→ **Work required**
Return every record below exactly as written, but leave out the pictures.

Source records:
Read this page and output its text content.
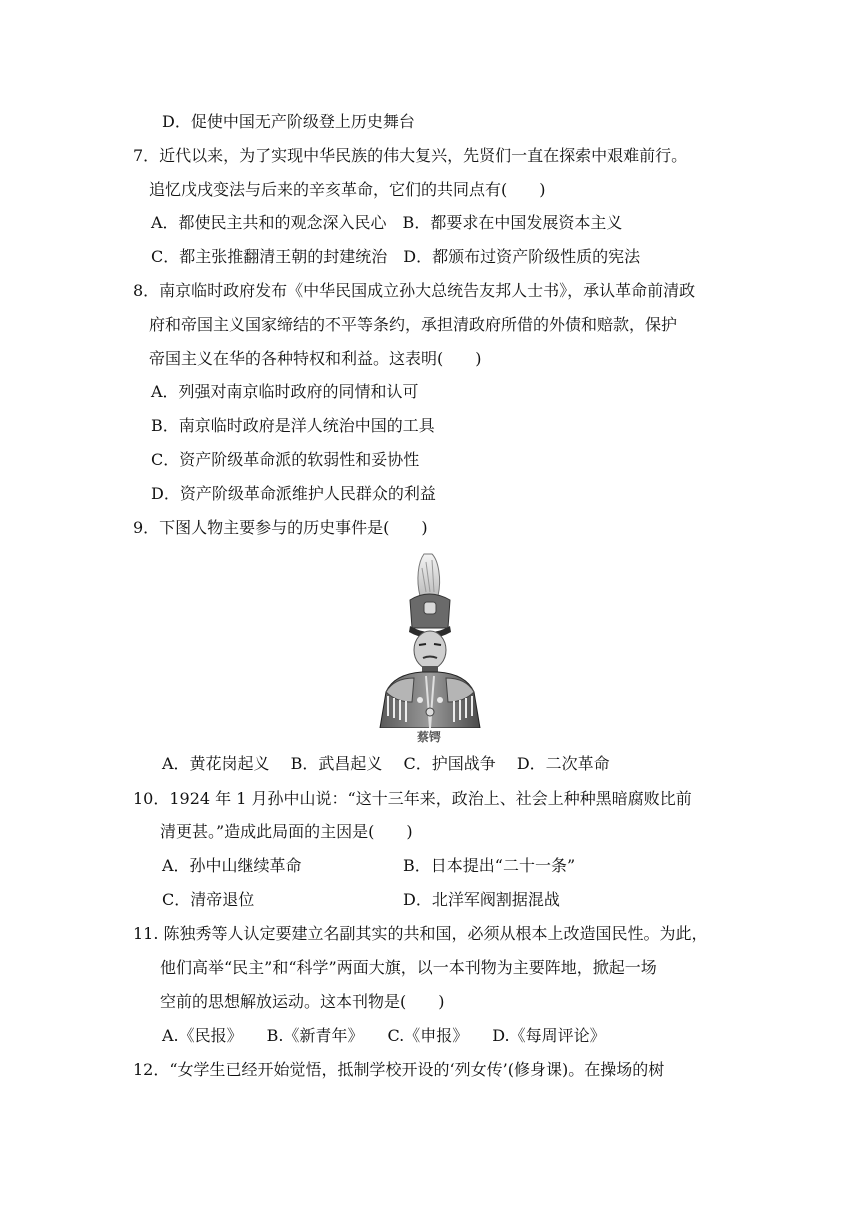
D．促使中国无产阶级登上历史舞台
7．近代以来，为了实现中华民族的伟大复兴，先贤们一直在探索中艰难前行。
追忆戊戌变法与后来的辛亥革命，它们的共同点有(　　)
A．都使民主共和的观念深入民心　B．都要求在中国发展资本主义
C．都主张推翻清王朝的封建统治　D．都颁布过资产阶级性质的宪法
8．南京临时政府发布《中华民国成立孙大总统告友邦人士书》，承认革命前清政
府和帝国主义国家缔结的不平等条约，承担清政府所借的外债和赔款，保护
帝国主义在华的各种特权和利益。这表明(　　)
A．列强对南京临时政府的同情和认可
B．南京临时政府是洋人统治中国的工具
C．资产阶级革命派的软弱性和妥协性
D．资产阶级革命派维护人民群众的利益
9．下图人物主要参与的历史事件是(　　)
蔡锷
A．黄花岗起义　 B．武昌起义　 C．护国战争　 D．二次革命
10．1924 年 1 月孙中山说：“这十三年来，政治上、社会上种种黑暗腐败比前
清更甚。”造成此局面的主因是(　　)
A．孙中山继续革命	B．日本提出“二十一条”
C．清帝退位	D．北洋军阀割据混战
11. 陈独秀等人认定要建立名副其实的共和国，必须从根本上改造国民性。为此，
他们高举“民主”和“科学”两面大旗，以一本刊物为主要阵地，掀起一场
空前的思想解放运动。这本刊物是(　　)
A.《民报》　　B.《新青年》　　C.《申报》　　D.《每周评论》
12．“女学生已经开始觉悟，抵制学校开设的‘列女传’(修身课)。在操场的树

→ **Task result**
Read this page and output its text content.
D．促使中国无产阶级登上历史舞台
7．近代以来，为了实现中华民族的伟大复兴，先贤们一直在探索中艰难前行。
追忆戊戌变法与后来的辛亥革命，它们的共同点有(　　)
A．都使民主共和的观念深入民心　B．都要求在中国发展资本主义
C．都主张推翻清王朝的封建统治　D．都颁布过资产阶级性质的宪法
8．南京临时政府发布《中华民国成立孙大总统告友邦人士书》，承认革命前清政
府和帝国主义国家缔结的不平等条约，承担清政府所借的外债和赔款，保护
帝国主义在华的各种特权和利益。这表明(　　)
A．列强对南京临时政府的同情和认可
B．南京临时政府是洋人统治中国的工具
C．资产阶级革命派的软弱性和妥协性
D．资产阶级革命派维护人民群众的利益
9．下图人物主要参与的历史事件是(　　)
蔡锷
A．黄花岗起义　 B．武昌起义　 C．护国战争　 D．二次革命
10．1924 年 1 月孙中山说：“这十三年来，政治上、社会上种种黑暗腐败比前
清更甚。”造成此局面的主因是(　　)
A．孙中山继续革命	B．日本提出“二十一条”
C．清帝退位	D．北洋军阀割据混战
11. 陈独秀等人认定要建立名副其实的共和国，必须从根本上改造国民性。为此，
他们高举“民主”和“科学”两面大旗，以一本刊物为主要阵地，掀起一场
空前的思想解放运动。这本刊物是(　　)
A.《民报》　　B.《新青年》　　C.《申报》　　D.《每周评论》
12．“女学生已经开始觉悟，抵制学校开设的‘列女传’(修身课)。在操场的树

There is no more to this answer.